Given data:

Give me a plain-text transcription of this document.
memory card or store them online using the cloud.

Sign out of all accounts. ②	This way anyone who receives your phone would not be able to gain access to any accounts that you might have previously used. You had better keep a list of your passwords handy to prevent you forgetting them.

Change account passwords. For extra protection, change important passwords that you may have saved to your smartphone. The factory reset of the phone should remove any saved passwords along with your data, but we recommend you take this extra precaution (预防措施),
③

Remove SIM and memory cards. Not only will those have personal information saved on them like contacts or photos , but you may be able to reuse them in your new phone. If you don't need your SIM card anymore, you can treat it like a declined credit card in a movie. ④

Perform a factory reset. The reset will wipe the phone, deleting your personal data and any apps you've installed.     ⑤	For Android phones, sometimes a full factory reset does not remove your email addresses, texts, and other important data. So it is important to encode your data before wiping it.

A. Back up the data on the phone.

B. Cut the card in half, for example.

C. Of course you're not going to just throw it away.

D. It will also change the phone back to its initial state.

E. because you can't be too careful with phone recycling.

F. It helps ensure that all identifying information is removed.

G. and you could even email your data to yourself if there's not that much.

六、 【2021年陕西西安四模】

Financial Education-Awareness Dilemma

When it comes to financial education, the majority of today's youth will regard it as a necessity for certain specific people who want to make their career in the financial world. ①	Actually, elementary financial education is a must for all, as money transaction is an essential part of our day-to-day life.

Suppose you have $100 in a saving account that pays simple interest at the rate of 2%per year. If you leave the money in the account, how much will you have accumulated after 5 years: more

Exercise instructions: Set down the entries verbatim, leaving none out.

The answer:
Give me a plain-text transcription of this document.
memory card or store them online using the cloud.

Sign out of all accounts. ②	This way anyone who receives your phone would not be able to gain access to any accounts that you might have previously used. You had better keep a list of your passwords handy to prevent you forgetting them.

Change account passwords. For extra protection, change important passwords that you may have saved to your smartphone. The factory reset of the phone should remove any saved passwords along with your data, but we recommend you take this extra precaution (预防措施),
③

Remove SIM and memory cards. Not only will those have personal information saved on them like contacts or photos , but you may be able to reuse them in your new phone. If you don't need your SIM card anymore, you can treat it like a declined credit card in a movie. ④

Perform a factory reset. The reset will wipe the phone, deleting your personal data and any apps you've installed.     ⑤	For Android phones, sometimes a full factory reset does not remove your email addresses, texts, and other important data. So it is important to encode your data before wiping it.

A. Back up the data on the phone.

B. Cut the card in half, for example.

C. Of course you're not going to just throw it away.

D. It will also change the phone back to its initial state.

E. because you can't be too careful with phone recycling.

F. It helps ensure that all identifying information is removed.

G. and you could even email your data to yourself if there's not that much.

六、 【2021年陕西西安四模】

Financial Education-Awareness Dilemma

When it comes to financial education, the majority of today's youth will regard it as a necessity for certain specific people who want to make their career in the financial world. ①	Actually, elementary financial education is a must for all, as money transaction is an essential part of our day-to-day life.

Suppose you have $100 in a saving account that pays simple interest at the rate of 2%per year. If you leave the money in the account, how much will you have accumulated after 5 years: more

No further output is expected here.